WHAT TO WORK ON: From the listing below, pull out the lines that hold "type".

-=-=-=-=-

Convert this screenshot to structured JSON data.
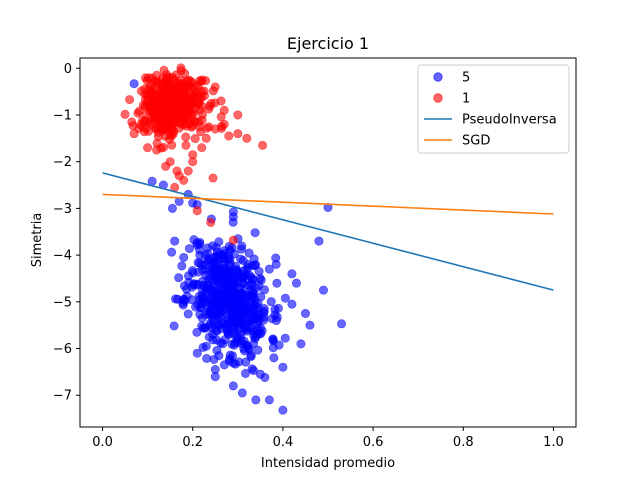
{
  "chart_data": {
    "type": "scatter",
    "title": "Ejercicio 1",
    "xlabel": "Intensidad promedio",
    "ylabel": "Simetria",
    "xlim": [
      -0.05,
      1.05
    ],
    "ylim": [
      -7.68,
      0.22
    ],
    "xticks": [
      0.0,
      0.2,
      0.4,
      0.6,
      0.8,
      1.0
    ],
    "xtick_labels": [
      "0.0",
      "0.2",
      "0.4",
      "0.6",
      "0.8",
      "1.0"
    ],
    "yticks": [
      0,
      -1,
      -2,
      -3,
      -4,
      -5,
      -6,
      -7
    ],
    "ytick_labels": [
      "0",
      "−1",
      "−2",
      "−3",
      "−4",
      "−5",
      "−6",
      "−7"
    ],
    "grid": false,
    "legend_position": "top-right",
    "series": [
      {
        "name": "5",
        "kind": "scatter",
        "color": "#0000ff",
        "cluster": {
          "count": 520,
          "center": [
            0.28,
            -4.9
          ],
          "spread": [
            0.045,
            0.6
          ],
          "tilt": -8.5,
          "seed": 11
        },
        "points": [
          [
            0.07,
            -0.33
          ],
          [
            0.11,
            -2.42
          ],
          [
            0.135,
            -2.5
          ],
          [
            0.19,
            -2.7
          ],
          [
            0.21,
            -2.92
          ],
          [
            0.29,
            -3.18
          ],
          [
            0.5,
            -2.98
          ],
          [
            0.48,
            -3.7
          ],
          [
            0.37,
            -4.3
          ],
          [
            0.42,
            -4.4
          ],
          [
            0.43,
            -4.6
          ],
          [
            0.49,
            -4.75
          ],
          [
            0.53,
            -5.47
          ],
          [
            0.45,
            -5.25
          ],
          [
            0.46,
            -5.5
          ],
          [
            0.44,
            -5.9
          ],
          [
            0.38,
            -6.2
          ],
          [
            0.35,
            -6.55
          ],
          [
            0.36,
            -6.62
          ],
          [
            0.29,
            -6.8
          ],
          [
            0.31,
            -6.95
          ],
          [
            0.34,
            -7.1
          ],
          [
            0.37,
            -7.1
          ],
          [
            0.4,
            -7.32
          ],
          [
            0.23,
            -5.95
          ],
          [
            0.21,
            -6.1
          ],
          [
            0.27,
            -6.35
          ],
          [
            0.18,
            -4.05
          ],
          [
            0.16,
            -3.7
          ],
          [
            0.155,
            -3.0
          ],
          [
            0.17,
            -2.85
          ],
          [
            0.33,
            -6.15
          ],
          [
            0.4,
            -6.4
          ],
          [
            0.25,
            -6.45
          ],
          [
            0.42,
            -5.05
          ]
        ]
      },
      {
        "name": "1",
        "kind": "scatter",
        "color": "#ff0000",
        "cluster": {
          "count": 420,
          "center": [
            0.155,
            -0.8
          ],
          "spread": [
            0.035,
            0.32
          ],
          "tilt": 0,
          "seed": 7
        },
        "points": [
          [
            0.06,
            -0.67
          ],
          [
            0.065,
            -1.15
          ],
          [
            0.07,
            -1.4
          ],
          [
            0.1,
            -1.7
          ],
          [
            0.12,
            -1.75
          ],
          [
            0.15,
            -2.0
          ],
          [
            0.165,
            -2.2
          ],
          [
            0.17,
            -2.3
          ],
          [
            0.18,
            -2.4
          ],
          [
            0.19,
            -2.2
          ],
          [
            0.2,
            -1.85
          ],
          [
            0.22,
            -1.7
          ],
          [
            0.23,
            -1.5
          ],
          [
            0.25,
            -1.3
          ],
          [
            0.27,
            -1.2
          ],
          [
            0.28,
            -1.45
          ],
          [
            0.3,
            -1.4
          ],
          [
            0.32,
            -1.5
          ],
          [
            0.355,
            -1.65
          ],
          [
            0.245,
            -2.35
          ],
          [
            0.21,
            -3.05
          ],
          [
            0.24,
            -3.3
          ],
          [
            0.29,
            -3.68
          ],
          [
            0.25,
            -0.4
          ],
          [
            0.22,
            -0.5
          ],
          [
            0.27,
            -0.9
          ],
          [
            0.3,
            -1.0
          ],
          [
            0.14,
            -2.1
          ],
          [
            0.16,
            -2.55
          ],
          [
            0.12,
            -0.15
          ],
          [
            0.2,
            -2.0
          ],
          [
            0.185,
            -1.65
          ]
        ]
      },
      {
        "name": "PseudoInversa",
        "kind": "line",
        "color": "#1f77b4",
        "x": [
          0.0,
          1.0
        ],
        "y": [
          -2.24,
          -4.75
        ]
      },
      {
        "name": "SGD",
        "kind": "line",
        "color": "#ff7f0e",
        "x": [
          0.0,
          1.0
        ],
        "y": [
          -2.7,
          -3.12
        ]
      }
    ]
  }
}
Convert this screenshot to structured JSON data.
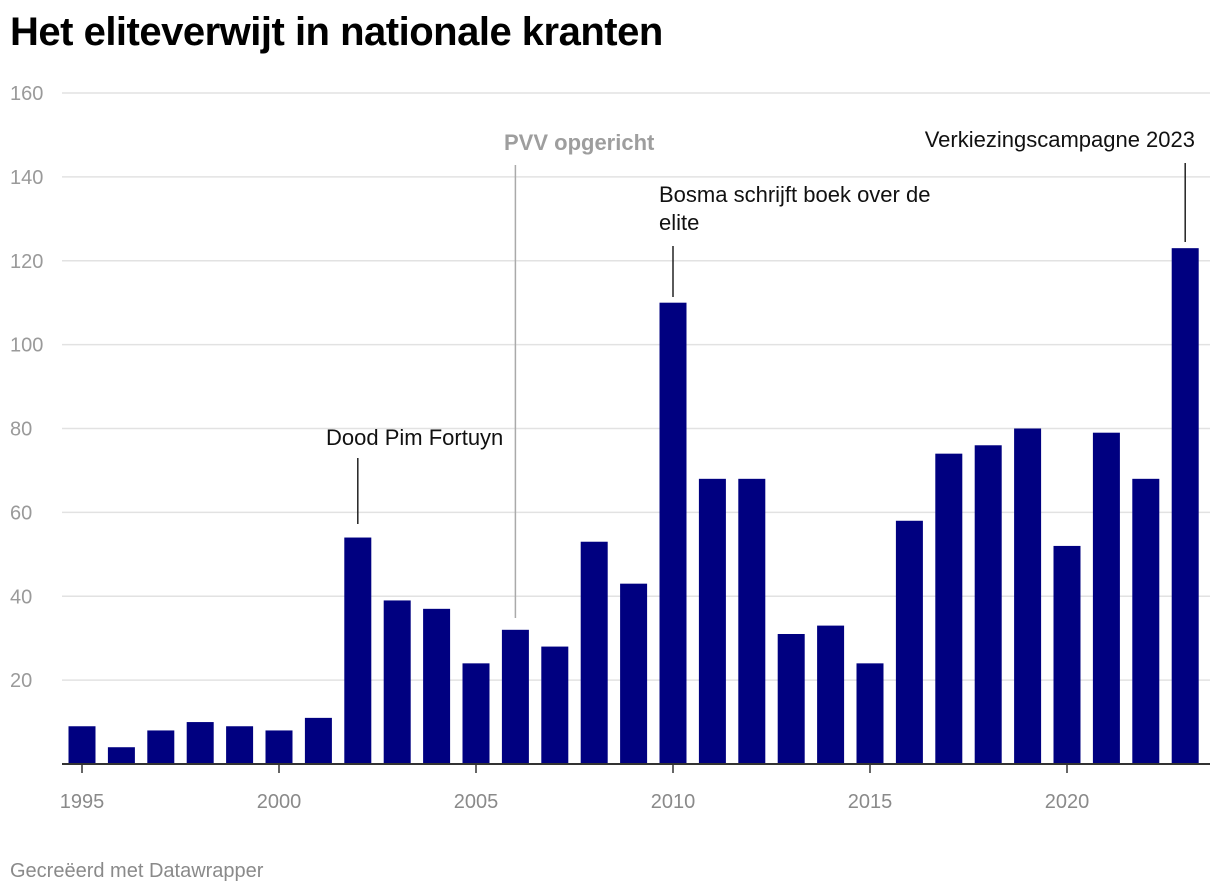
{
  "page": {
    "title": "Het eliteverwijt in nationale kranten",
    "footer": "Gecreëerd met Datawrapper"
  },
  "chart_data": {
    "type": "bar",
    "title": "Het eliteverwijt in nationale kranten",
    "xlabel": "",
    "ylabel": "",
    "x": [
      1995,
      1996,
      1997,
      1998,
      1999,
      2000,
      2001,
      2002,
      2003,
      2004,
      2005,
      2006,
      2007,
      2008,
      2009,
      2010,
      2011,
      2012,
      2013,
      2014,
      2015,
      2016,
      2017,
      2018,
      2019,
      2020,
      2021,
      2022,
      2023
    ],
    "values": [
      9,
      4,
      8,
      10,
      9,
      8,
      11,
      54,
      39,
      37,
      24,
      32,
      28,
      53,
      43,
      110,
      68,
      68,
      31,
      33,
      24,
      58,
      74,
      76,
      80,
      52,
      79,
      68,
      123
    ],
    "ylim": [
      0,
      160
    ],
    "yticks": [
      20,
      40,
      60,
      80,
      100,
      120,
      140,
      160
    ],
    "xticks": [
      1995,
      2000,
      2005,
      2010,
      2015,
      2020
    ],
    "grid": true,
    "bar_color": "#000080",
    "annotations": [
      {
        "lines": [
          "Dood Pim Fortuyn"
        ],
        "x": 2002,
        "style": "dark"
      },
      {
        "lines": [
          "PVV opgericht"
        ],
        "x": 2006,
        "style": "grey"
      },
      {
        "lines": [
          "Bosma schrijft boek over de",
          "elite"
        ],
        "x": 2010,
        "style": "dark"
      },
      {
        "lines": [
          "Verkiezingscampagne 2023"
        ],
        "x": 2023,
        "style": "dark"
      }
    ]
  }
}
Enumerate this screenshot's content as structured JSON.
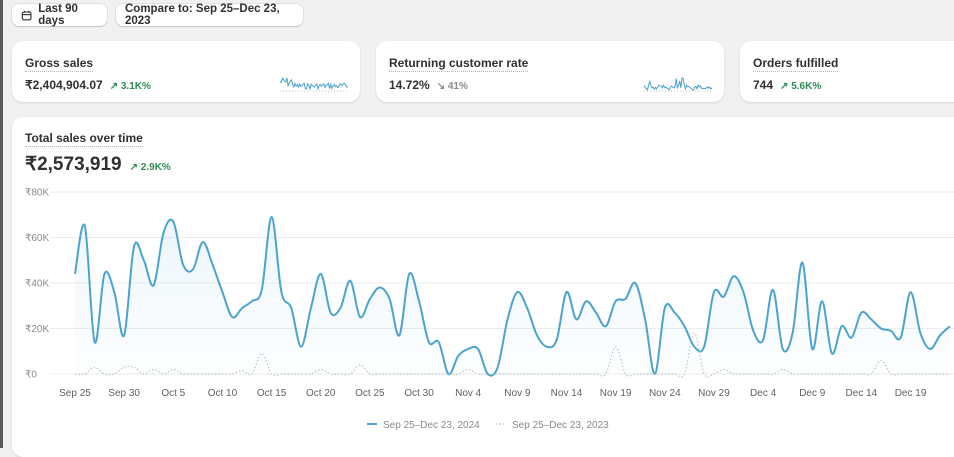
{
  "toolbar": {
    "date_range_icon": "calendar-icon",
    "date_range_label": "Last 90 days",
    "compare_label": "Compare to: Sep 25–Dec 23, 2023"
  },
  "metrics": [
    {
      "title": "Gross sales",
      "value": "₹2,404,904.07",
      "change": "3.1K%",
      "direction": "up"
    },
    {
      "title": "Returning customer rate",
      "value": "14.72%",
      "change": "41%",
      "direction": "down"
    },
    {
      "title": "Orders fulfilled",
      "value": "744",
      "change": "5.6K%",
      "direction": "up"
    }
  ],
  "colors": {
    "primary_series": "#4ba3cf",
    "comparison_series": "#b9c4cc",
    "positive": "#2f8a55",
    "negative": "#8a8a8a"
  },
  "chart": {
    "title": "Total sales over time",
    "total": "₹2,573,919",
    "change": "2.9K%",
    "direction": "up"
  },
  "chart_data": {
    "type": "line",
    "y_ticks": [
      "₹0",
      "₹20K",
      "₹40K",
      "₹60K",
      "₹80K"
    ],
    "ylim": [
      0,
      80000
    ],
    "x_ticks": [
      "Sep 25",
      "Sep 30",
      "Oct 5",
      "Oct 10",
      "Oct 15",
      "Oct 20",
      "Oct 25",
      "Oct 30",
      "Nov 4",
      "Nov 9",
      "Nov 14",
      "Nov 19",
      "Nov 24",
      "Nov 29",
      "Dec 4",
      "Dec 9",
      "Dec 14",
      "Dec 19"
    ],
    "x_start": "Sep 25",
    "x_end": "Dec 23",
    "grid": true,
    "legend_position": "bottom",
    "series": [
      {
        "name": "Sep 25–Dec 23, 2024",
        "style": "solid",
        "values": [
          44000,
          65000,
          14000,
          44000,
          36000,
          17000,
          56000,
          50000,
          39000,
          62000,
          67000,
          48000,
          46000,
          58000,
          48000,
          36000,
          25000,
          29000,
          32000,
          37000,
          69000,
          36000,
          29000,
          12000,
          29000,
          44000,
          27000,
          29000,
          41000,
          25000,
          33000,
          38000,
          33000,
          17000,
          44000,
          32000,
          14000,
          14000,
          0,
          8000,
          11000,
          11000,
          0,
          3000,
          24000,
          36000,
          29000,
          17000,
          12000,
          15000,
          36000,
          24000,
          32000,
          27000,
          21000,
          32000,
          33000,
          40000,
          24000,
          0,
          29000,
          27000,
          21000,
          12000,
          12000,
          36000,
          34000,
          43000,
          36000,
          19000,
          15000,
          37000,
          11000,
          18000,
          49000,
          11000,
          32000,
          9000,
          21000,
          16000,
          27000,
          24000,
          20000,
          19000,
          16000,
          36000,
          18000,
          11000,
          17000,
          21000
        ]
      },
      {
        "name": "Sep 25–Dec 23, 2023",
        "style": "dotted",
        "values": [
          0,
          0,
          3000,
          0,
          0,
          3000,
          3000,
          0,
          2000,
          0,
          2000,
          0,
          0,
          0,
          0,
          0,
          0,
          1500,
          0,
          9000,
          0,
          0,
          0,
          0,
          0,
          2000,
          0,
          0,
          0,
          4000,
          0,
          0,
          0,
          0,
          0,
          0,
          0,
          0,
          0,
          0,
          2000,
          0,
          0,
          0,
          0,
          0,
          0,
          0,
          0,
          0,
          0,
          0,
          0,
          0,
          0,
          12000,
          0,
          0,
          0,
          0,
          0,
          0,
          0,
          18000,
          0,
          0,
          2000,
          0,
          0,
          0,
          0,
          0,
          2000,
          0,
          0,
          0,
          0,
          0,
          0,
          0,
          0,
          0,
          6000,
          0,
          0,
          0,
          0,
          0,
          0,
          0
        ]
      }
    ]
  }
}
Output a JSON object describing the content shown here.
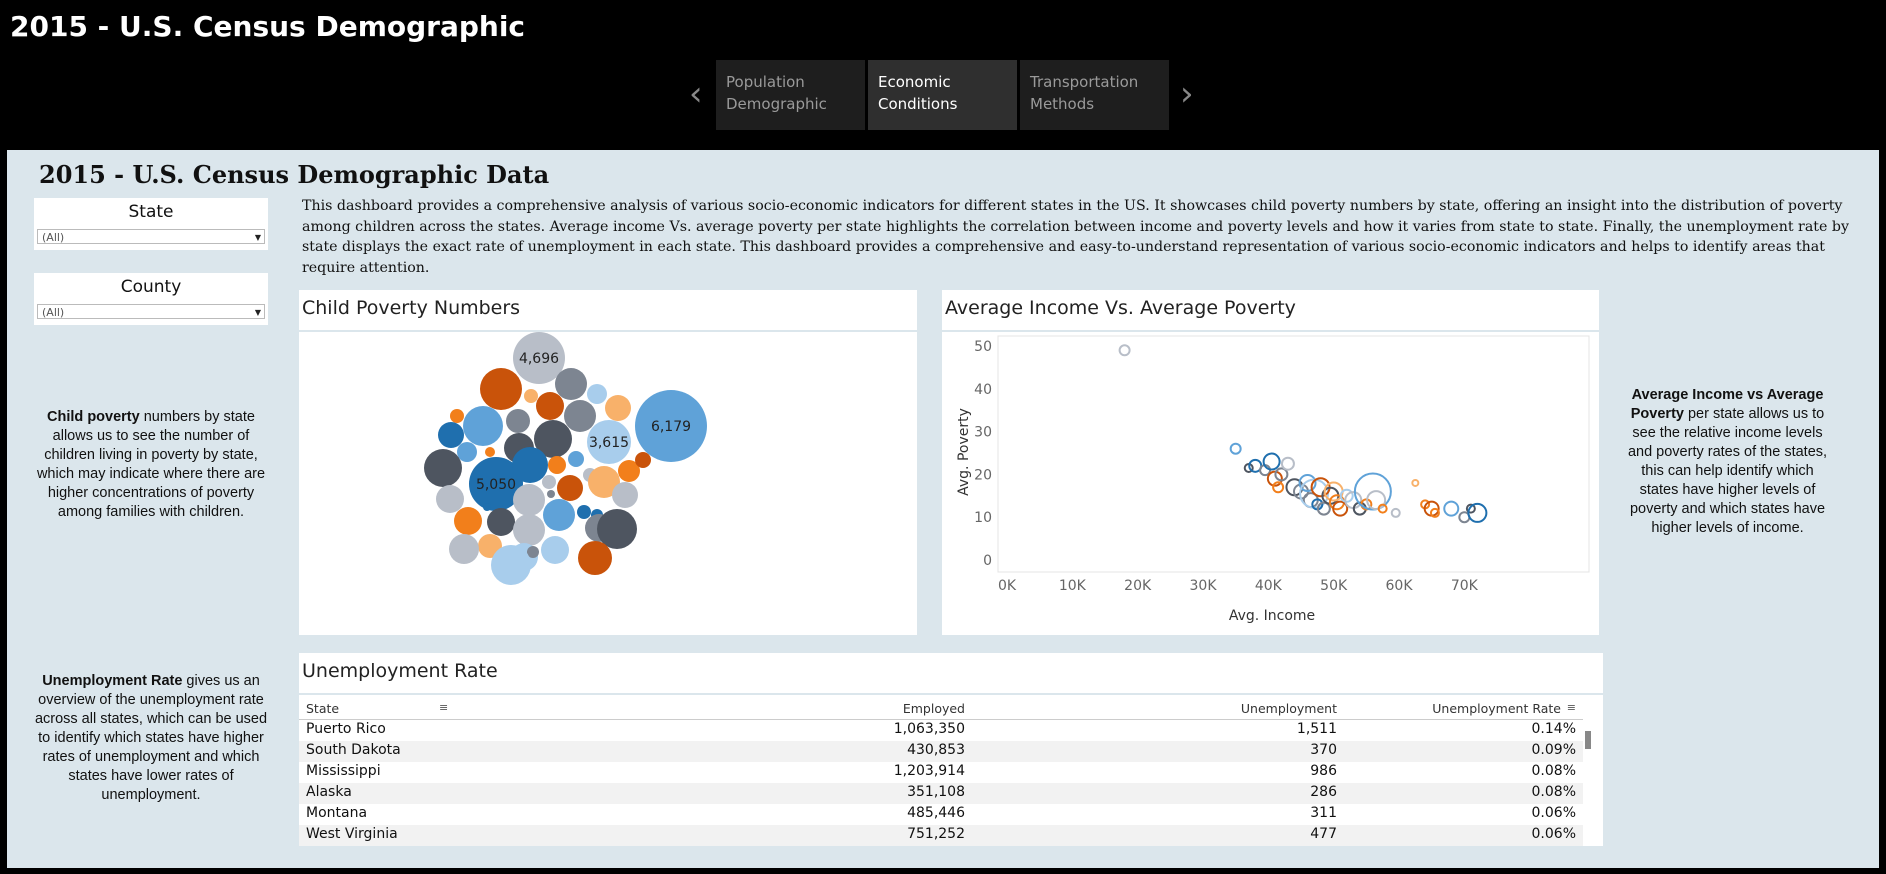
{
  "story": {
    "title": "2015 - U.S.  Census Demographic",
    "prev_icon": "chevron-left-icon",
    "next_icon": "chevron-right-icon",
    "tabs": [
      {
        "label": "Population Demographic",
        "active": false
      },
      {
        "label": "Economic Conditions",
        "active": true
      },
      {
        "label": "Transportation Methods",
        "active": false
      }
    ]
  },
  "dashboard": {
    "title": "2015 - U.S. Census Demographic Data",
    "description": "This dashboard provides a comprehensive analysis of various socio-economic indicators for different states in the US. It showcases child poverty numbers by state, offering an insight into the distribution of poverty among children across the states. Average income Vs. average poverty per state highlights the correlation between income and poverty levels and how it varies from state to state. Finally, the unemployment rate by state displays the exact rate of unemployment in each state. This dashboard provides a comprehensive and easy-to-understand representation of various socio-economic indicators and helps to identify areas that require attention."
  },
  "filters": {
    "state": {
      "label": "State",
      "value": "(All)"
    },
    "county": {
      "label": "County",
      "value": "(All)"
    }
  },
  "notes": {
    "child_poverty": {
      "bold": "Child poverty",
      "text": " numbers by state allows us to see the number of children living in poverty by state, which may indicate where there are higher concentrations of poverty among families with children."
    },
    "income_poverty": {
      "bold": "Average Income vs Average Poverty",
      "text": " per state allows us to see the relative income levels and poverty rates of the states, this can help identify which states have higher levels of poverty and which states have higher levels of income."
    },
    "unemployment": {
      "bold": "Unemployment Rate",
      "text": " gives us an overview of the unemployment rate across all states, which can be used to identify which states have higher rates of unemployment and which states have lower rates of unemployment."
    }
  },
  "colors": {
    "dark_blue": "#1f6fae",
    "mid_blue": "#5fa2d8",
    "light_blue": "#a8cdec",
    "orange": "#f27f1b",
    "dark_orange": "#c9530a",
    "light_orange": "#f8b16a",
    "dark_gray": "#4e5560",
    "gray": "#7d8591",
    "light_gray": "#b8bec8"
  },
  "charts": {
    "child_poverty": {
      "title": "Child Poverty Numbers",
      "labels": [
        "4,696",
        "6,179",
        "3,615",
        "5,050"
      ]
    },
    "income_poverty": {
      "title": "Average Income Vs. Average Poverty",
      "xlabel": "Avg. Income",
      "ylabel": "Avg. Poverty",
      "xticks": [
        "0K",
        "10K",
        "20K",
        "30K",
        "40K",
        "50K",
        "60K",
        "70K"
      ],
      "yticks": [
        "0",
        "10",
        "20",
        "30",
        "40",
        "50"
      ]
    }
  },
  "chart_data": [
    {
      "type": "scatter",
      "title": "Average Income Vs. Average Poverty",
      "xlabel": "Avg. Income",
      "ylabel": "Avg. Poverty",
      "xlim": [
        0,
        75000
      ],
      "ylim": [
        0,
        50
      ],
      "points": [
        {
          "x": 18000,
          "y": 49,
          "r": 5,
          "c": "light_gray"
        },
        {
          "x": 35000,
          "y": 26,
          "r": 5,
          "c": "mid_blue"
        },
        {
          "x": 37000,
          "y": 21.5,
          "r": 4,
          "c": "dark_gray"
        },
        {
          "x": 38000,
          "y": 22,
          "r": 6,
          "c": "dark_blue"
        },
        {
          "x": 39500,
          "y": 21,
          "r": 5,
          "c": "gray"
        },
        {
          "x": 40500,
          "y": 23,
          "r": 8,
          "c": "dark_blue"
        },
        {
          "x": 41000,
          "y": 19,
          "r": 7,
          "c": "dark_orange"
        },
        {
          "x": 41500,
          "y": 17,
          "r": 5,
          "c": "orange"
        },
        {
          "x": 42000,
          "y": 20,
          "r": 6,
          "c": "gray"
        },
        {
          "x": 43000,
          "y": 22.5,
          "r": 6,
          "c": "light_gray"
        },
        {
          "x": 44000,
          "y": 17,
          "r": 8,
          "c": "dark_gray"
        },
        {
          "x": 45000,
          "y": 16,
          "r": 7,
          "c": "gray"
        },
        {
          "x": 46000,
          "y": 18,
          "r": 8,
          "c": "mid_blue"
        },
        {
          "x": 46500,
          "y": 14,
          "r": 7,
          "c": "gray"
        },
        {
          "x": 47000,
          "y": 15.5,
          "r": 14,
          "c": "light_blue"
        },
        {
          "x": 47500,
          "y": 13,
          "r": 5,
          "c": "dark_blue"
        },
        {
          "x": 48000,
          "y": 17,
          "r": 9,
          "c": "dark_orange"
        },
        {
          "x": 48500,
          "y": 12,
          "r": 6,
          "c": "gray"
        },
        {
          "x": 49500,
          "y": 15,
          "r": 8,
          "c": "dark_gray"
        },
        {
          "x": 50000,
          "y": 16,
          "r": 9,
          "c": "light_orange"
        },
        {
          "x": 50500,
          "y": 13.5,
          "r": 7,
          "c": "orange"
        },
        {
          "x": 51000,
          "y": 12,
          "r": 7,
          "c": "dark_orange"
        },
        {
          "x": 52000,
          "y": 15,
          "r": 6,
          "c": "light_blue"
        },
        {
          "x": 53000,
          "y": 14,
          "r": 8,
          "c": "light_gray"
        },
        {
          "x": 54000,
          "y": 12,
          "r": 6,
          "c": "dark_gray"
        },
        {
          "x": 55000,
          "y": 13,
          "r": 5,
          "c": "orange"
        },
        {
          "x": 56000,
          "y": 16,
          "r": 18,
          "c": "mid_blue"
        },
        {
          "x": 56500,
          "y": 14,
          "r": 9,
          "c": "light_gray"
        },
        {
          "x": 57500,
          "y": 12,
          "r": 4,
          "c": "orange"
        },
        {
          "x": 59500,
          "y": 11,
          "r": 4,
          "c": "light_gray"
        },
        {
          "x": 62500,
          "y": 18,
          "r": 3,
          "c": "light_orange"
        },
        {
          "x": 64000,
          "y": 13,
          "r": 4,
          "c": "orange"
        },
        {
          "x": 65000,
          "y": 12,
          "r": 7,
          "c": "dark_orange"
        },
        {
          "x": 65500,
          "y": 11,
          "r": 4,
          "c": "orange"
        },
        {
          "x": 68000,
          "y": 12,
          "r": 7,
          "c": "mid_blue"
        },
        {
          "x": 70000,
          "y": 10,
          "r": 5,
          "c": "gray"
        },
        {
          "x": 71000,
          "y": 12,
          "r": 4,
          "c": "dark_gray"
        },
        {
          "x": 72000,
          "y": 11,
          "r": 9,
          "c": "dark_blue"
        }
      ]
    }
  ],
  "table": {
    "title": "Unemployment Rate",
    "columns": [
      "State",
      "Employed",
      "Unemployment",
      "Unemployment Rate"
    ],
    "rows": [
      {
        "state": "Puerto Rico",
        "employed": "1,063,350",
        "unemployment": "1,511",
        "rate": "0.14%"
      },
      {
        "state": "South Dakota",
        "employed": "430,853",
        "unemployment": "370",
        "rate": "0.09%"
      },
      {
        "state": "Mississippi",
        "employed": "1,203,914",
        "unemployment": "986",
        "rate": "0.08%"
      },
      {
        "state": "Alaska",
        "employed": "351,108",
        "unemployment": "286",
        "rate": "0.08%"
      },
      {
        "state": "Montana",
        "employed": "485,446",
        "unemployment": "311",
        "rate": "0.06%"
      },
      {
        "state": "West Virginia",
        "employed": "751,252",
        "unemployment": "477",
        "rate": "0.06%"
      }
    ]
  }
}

-=-=-=-=-

WORKED ANSWER:
    "type": "scatter",
    "type": "bar",
    "type": "line",
      "type": "scatter",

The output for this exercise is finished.